[Data items]
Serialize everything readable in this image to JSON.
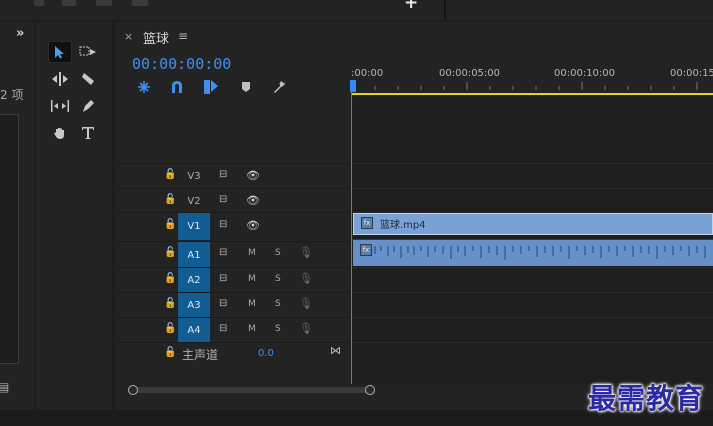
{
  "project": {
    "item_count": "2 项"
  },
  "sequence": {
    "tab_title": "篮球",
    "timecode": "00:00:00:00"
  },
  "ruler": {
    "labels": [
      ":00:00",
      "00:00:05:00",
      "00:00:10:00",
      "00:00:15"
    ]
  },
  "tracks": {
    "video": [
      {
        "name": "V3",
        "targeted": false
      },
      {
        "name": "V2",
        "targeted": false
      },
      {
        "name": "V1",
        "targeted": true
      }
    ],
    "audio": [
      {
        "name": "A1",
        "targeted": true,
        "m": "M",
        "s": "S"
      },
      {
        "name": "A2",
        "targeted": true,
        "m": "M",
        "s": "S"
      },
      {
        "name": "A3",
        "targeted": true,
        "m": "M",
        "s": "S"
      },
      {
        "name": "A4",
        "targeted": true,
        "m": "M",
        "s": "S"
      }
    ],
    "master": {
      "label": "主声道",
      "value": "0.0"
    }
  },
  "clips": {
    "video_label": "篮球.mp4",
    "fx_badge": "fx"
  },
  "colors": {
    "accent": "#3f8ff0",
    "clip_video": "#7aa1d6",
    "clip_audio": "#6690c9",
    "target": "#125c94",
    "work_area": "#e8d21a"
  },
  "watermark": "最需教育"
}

To do: Copy out all of the material exactly as written, without its pictures.

The solution:
Serialize everything readable in this image to JSON.
{
  "project": {
    "item_count": "2 项"
  },
  "sequence": {
    "tab_title": "篮球",
    "timecode": "00:00:00:00"
  },
  "ruler": {
    "labels": [
      ":00:00",
      "00:00:05:00",
      "00:00:10:00",
      "00:00:15"
    ]
  },
  "tracks": {
    "video": [
      {
        "name": "V3",
        "targeted": false
      },
      {
        "name": "V2",
        "targeted": false
      },
      {
        "name": "V1",
        "targeted": true
      }
    ],
    "audio": [
      {
        "name": "A1",
        "targeted": true,
        "m": "M",
        "s": "S"
      },
      {
        "name": "A2",
        "targeted": true,
        "m": "M",
        "s": "S"
      },
      {
        "name": "A3",
        "targeted": true,
        "m": "M",
        "s": "S"
      },
      {
        "name": "A4",
        "targeted": true,
        "m": "M",
        "s": "S"
      }
    ],
    "master": {
      "label": "主声道",
      "value": "0.0"
    }
  },
  "clips": {
    "video_label": "篮球.mp4",
    "fx_badge": "fx"
  },
  "colors": {
    "accent": "#3f8ff0",
    "clip_video": "#7aa1d6",
    "clip_audio": "#6690c9",
    "target": "#125c94",
    "work_area": "#e8d21a"
  },
  "watermark": "最需教育"
}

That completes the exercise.